**Data excerpts:**
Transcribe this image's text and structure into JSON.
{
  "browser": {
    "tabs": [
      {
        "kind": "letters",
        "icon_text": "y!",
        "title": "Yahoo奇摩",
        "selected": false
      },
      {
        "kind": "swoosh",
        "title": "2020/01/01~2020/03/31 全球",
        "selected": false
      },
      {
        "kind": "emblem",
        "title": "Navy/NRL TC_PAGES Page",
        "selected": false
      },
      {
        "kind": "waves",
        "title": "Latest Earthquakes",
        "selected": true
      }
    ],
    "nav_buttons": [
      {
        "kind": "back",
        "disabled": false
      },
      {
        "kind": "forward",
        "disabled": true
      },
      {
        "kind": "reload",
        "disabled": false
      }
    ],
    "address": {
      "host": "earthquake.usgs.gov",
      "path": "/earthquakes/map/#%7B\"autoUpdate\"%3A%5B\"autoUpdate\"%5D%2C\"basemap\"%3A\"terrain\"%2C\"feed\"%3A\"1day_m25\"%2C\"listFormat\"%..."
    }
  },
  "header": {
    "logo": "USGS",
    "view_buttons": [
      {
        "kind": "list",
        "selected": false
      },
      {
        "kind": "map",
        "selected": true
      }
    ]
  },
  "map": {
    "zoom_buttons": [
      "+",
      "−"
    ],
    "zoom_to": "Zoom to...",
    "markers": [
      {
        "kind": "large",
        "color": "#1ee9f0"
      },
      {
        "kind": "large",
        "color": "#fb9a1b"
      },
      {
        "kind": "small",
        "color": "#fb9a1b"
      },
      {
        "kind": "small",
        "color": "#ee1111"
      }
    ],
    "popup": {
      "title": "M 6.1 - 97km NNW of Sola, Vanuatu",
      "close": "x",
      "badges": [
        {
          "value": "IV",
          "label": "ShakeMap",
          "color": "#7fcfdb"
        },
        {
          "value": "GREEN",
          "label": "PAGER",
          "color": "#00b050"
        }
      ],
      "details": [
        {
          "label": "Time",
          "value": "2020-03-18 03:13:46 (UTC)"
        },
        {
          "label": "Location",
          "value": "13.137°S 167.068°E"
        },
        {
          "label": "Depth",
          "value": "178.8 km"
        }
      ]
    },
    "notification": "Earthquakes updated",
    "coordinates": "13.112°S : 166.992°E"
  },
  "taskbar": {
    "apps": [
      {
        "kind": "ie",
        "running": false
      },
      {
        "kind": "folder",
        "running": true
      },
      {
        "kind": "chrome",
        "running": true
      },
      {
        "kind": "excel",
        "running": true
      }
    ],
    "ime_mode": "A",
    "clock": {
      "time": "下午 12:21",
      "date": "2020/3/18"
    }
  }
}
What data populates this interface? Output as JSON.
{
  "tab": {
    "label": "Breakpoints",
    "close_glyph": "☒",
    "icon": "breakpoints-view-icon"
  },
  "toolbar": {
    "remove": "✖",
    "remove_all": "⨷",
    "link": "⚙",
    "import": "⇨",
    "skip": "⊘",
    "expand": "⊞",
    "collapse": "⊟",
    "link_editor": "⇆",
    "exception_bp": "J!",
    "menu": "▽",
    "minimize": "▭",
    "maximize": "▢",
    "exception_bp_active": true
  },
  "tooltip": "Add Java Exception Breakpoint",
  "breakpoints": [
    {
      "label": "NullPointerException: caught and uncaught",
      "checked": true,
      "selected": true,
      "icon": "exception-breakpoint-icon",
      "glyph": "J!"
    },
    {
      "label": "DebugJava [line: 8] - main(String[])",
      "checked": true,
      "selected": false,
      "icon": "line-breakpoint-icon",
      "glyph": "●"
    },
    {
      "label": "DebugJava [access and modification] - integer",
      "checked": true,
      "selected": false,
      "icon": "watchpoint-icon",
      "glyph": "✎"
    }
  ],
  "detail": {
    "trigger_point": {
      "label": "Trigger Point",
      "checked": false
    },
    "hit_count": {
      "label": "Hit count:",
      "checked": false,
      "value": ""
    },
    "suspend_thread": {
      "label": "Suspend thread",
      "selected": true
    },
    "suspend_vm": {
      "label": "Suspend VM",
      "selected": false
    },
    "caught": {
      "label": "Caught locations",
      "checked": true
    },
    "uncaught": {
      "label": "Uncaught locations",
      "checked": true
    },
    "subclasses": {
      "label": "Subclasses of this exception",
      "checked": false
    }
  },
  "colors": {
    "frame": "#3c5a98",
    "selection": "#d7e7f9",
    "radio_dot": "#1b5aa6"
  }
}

**Prompt:**
Nothing should be left out: repeat all of the data exactly.

**Worked answer:**
Transcribe this image's text and structure into JSON.
{
  "browser": {
    "tabs": [
      {
        "kind": "letters",
        "icon_text": "y!",
        "title": "Yahoo奇摩",
        "selected": false
      },
      {
        "kind": "swoosh",
        "title": "2020/01/01~2020/03/31 全球",
        "selected": false
      },
      {
        "kind": "emblem",
        "title": "Navy/NRL TC_PAGES Page",
        "selected": false
      },
      {
        "kind": "waves",
        "title": "Latest Earthquakes",
        "selected": true
      }
    ],
    "nav_buttons": [
      {
        "kind": "back",
        "disabled": false
      },
      {
        "kind": "forward",
        "disabled": true
      },
      {
        "kind": "reload",
        "disabled": false
      }
    ],
    "address": {
      "host": "earthquake.usgs.gov",
      "path": "/earthquakes/map/#%7B\"autoUpdate\"%3A%5B\"autoUpdate\"%5D%2C\"basemap\"%3A\"terrain\"%2C\"feed\"%3A\"1day_m25\"%2C\"listFormat\"%..."
    }
  },
  "header": {
    "logo": "USGS",
    "view_buttons": [
      {
        "kind": "list",
        "selected": false
      },
      {
        "kind": "map",
        "selected": true
      }
    ]
  },
  "map": {
    "zoom_buttons": [
      "+",
      "−"
    ],
    "zoom_to": "Zoom to...",
    "markers": [
      {
        "kind": "large",
        "color": "#1ee9f0"
      },
      {
        "kind": "large",
        "color": "#fb9a1b"
      },
      {
        "kind": "small",
        "color": "#fb9a1b"
      },
      {
        "kind": "small",
        "color": "#ee1111"
      }
    ],
    "popup": {
      "title": "M 6.1 - 97km NNW of Sola, Vanuatu",
      "close": "x",
      "badges": [
        {
          "value": "IV",
          "label": "ShakeMap",
          "color": "#7fcfdb"
        },
        {
          "value": "GREEN",
          "label": "PAGER",
          "color": "#00b050"
        }
      ],
      "details": [
        {
          "label": "Time",
          "value": "2020-03-18 03:13:46 (UTC)"
        },
        {
          "label": "Location",
          "value": "13.137°S 167.068°E"
        },
        {
          "label": "Depth",
          "value": "178.8 km"
        }
      ]
    },
    "notification": "Earthquakes updated",
    "coordinates": "13.112°S : 166.992°E"
  },
  "taskbar": {
    "apps": [
      {
        "kind": "ie",
        "running": false
      },
      {
        "kind": "folder",
        "running": true
      },
      {
        "kind": "chrome",
        "running": true
      },
      {
        "kind": "excel",
        "running": true
      }
    ],
    "ime_mode": "A",
    "clock": {
      "time": "下午 12:21",
      "date": "2020/3/18"
    }
  }
}
What data populates this interface? Output as JSON.
{
  "tab": {
    "label": "Breakpoints",
    "close_glyph": "☒",
    "icon": "breakpoints-view-icon"
  },
  "toolbar": {
    "remove": "✖",
    "remove_all": "⨷",
    "link": "⚙",
    "import": "⇨",
    "skip": "⊘",
    "expand": "⊞",
    "collapse": "⊟",
    "link_editor": "⇆",
    "exception_bp": "J!",
    "menu": "▽",
    "minimize": "▭",
    "maximize": "▢",
    "exception_bp_active": true
  },
  "tooltip": "Add Java Exception Breakpoint",
  "breakpoints": [
    {
      "label": "NullPointerException: caught and uncaught",
      "checked": true,
      "selected": true,
      "icon": "exception-breakpoint-icon",
      "glyph": "J!"
    },
    {
      "label": "DebugJava [line: 8] - main(String[])",
      "checked": true,
      "selected": false,
      "icon": "line-breakpoint-icon",
      "glyph": "●"
    },
    {
      "label": "DebugJava [access and modification] - integer",
      "checked": true,
      "selected": false,
      "icon": "watchpoint-icon",
      "glyph": "✎"
    }
  ],
  "detail": {
    "trigger_point": {
      "label": "Trigger Point",
      "checked": false
    },
    "hit_count": {
      "label": "Hit count:",
      "checked": false,
      "value": ""
    },
    "suspend_thread": {
      "label": "Suspend thread",
      "selected": true
    },
    "suspend_vm": {
      "label": "Suspend VM",
      "selected": false
    },
    "caught": {
      "label": "Caught locations",
      "checked": true
    },
    "uncaught": {
      "label": "Uncaught locations",
      "checked": true
    },
    "subclasses": {
      "label": "Subclasses of this exception",
      "checked": false
    }
  },
  "colors": {
    "frame": "#3c5a98",
    "selection": "#d7e7f9",
    "radio_dot": "#1b5aa6"
  }
}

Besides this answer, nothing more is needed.